◆ **Data shown**:
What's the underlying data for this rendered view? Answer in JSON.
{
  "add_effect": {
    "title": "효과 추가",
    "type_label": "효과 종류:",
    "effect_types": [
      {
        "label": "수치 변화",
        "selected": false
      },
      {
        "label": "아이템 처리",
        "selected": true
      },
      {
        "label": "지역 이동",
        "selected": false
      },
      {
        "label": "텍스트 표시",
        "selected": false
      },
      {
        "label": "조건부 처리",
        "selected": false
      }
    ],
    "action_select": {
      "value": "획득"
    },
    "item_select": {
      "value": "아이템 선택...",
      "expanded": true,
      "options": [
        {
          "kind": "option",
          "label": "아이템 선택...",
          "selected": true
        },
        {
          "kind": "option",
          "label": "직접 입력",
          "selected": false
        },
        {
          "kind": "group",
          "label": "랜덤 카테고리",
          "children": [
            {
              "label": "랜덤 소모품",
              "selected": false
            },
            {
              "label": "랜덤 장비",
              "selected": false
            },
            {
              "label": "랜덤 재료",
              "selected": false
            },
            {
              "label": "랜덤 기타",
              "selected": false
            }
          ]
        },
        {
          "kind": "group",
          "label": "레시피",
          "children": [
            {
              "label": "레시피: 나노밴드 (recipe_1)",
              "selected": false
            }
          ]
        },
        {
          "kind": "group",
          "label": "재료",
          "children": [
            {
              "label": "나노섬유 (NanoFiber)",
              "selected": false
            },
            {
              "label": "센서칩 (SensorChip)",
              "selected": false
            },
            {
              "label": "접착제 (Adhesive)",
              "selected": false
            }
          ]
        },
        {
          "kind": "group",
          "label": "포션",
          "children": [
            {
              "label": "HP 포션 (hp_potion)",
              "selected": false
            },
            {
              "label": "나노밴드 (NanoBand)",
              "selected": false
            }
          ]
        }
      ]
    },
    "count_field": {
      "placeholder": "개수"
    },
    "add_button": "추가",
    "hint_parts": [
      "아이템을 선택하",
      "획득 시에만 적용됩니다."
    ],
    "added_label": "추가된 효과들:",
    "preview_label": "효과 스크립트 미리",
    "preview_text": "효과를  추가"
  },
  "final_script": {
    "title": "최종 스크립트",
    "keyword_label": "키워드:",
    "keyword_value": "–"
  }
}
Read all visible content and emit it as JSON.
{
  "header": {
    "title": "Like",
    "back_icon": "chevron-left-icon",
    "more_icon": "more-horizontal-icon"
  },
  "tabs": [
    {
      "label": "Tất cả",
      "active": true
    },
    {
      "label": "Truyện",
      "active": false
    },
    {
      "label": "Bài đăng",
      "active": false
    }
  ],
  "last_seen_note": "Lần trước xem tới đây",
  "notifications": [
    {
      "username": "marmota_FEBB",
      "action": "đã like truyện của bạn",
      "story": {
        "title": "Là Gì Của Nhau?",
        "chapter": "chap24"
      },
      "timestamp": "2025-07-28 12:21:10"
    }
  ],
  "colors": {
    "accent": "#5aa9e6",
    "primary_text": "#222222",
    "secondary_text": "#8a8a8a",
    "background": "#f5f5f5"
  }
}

◆ **Aim of the exercise**: Quote, without any change, each line from the one that contains "Read all visible content and emit it as JSON." through the end of the material.

◆ **Result below**:
Read all visible content and emit it as JSON.
{
  "header": {
    "title": "Like",
    "back_icon": "chevron-left-icon",
    "more_icon": "more-horizontal-icon"
  },
  "tabs": [
    {
      "label": "Tất cả",
      "active": true
    },
    {
      "label": "Truyện",
      "active": false
    },
    {
      "label": "Bài đăng",
      "active": false
    }
  ],
  "last_seen_note": "Lần trước xem tới đây",
  "notifications": [
    {
      "username": "marmota_FEBB",
      "action": "đã like truyện của bạn",
      "story": {
        "title": "Là Gì Của Nhau?",
        "chapter": "chap24"
      },
      "timestamp": "2025-07-28 12:21:10"
    }
  ],
  "colors": {
    "accent": "#5aa9e6",
    "primary_text": "#222222",
    "secondary_text": "#8a8a8a",
    "background": "#f5f5f5"
  }
}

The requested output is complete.